Data entries for graphics:
----
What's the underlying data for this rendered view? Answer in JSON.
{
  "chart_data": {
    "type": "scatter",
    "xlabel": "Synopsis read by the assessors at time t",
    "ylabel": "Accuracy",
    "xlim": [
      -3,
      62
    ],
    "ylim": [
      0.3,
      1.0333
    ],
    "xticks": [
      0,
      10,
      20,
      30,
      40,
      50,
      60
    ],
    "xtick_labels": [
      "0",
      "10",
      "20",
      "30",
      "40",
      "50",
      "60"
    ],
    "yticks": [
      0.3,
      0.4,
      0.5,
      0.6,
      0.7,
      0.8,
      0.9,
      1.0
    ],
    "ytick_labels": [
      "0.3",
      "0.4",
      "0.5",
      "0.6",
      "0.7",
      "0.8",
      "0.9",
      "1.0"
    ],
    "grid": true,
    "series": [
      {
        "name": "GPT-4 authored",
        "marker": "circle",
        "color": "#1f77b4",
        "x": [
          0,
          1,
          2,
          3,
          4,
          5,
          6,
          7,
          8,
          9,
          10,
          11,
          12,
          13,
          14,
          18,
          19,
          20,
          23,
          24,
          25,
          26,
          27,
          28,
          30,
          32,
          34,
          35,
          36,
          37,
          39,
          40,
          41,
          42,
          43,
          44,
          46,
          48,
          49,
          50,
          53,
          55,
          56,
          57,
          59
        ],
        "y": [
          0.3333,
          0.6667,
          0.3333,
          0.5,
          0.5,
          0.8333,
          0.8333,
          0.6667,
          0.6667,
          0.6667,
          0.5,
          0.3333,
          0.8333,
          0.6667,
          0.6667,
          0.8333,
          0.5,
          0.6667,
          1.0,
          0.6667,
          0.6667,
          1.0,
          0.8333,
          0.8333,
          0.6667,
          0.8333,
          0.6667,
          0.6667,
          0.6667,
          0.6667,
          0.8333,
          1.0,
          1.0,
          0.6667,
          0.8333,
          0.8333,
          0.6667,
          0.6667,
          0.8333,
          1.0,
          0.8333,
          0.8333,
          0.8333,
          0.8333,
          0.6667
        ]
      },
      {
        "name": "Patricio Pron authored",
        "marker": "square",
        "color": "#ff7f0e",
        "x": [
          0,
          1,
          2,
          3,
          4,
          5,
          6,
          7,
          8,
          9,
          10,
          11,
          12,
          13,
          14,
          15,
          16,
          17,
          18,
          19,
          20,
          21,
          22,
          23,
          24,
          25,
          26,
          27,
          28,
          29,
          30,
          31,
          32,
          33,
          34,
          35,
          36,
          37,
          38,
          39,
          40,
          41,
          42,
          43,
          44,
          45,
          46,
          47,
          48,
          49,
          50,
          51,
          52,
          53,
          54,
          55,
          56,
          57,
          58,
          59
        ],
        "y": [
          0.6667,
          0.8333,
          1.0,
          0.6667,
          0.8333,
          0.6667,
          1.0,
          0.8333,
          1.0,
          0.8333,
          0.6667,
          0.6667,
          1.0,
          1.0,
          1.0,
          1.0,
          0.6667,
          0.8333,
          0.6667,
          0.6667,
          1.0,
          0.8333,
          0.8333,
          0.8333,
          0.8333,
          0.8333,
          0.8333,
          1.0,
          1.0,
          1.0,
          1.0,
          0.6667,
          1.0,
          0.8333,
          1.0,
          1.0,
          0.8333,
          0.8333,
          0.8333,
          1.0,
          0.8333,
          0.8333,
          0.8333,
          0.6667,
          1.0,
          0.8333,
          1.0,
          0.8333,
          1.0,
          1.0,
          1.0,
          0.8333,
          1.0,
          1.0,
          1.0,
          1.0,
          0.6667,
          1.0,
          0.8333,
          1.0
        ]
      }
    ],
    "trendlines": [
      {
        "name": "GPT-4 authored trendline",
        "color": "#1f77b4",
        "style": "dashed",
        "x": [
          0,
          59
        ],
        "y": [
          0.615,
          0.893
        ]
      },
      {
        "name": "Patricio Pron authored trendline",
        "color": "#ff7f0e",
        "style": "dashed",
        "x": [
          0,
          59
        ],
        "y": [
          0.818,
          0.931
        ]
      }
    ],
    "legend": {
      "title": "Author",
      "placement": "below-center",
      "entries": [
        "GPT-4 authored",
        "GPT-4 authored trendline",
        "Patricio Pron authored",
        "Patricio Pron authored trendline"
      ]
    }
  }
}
----
_Task description:_ Every record above should be output exactly.

_Result below:_
What's the underlying data for this rendered view? Answer in JSON.
{
  "chart_data": {
    "type": "scatter",
    "xlabel": "Synopsis read by the assessors at time t",
    "ylabel": "Accuracy",
    "xlim": [
      -3,
      62
    ],
    "ylim": [
      0.3,
      1.0333
    ],
    "xticks": [
      0,
      10,
      20,
      30,
      40,
      50,
      60
    ],
    "xtick_labels": [
      "0",
      "10",
      "20",
      "30",
      "40",
      "50",
      "60"
    ],
    "yticks": [
      0.3,
      0.4,
      0.5,
      0.6,
      0.7,
      0.8,
      0.9,
      1.0
    ],
    "ytick_labels": [
      "0.3",
      "0.4",
      "0.5",
      "0.6",
      "0.7",
      "0.8",
      "0.9",
      "1.0"
    ],
    "grid": true,
    "series": [
      {
        "name": "GPT-4 authored",
        "marker": "circle",
        "color": "#1f77b4",
        "x": [
          0,
          1,
          2,
          3,
          4,
          5,
          6,
          7,
          8,
          9,
          10,
          11,
          12,
          13,
          14,
          18,
          19,
          20,
          23,
          24,
          25,
          26,
          27,
          28,
          30,
          32,
          34,
          35,
          36,
          37,
          39,
          40,
          41,
          42,
          43,
          44,
          46,
          48,
          49,
          50,
          53,
          55,
          56,
          57,
          59
        ],
        "y": [
          0.3333,
          0.6667,
          0.3333,
          0.5,
          0.5,
          0.8333,
          0.8333,
          0.6667,
          0.6667,
          0.6667,
          0.5,
          0.3333,
          0.8333,
          0.6667,
          0.6667,
          0.8333,
          0.5,
          0.6667,
          1.0,
          0.6667,
          0.6667,
          1.0,
          0.8333,
          0.8333,
          0.6667,
          0.8333,
          0.6667,
          0.6667,
          0.6667,
          0.6667,
          0.8333,
          1.0,
          1.0,
          0.6667,
          0.8333,
          0.8333,
          0.6667,
          0.6667,
          0.8333,
          1.0,
          0.8333,
          0.8333,
          0.8333,
          0.8333,
          0.6667
        ]
      },
      {
        "name": "Patricio Pron authored",
        "marker": "square",
        "color": "#ff7f0e",
        "x": [
          0,
          1,
          2,
          3,
          4,
          5,
          6,
          7,
          8,
          9,
          10,
          11,
          12,
          13,
          14,
          15,
          16,
          17,
          18,
          19,
          20,
          21,
          22,
          23,
          24,
          25,
          26,
          27,
          28,
          29,
          30,
          31,
          32,
          33,
          34,
          35,
          36,
          37,
          38,
          39,
          40,
          41,
          42,
          43,
          44,
          45,
          46,
          47,
          48,
          49,
          50,
          51,
          52,
          53,
          54,
          55,
          56,
          57,
          58,
          59
        ],
        "y": [
          0.6667,
          0.8333,
          1.0,
          0.6667,
          0.8333,
          0.6667,
          1.0,
          0.8333,
          1.0,
          0.8333,
          0.6667,
          0.6667,
          1.0,
          1.0,
          1.0,
          1.0,
          0.6667,
          0.8333,
          0.6667,
          0.6667,
          1.0,
          0.8333,
          0.8333,
          0.8333,
          0.8333,
          0.8333,
          0.8333,
          1.0,
          1.0,
          1.0,
          1.0,
          0.6667,
          1.0,
          0.8333,
          1.0,
          1.0,
          0.8333,
          0.8333,
          0.8333,
          1.0,
          0.8333,
          0.8333,
          0.8333,
          0.6667,
          1.0,
          0.8333,
          1.0,
          0.8333,
          1.0,
          1.0,
          1.0,
          0.8333,
          1.0,
          1.0,
          1.0,
          1.0,
          0.6667,
          1.0,
          0.8333,
          1.0
        ]
      }
    ],
    "trendlines": [
      {
        "name": "GPT-4 authored trendline",
        "color": "#1f77b4",
        "style": "dashed",
        "x": [
          0,
          59
        ],
        "y": [
          0.615,
          0.893
        ]
      },
      {
        "name": "Patricio Pron authored trendline",
        "color": "#ff7f0e",
        "style": "dashed",
        "x": [
          0,
          59
        ],
        "y": [
          0.818,
          0.931
        ]
      }
    ],
    "legend": {
      "title": "Author",
      "placement": "below-center",
      "entries": [
        "GPT-4 authored",
        "GPT-4 authored trendline",
        "Patricio Pron authored",
        "Patricio Pron authored trendline"
      ]
    }
  }
}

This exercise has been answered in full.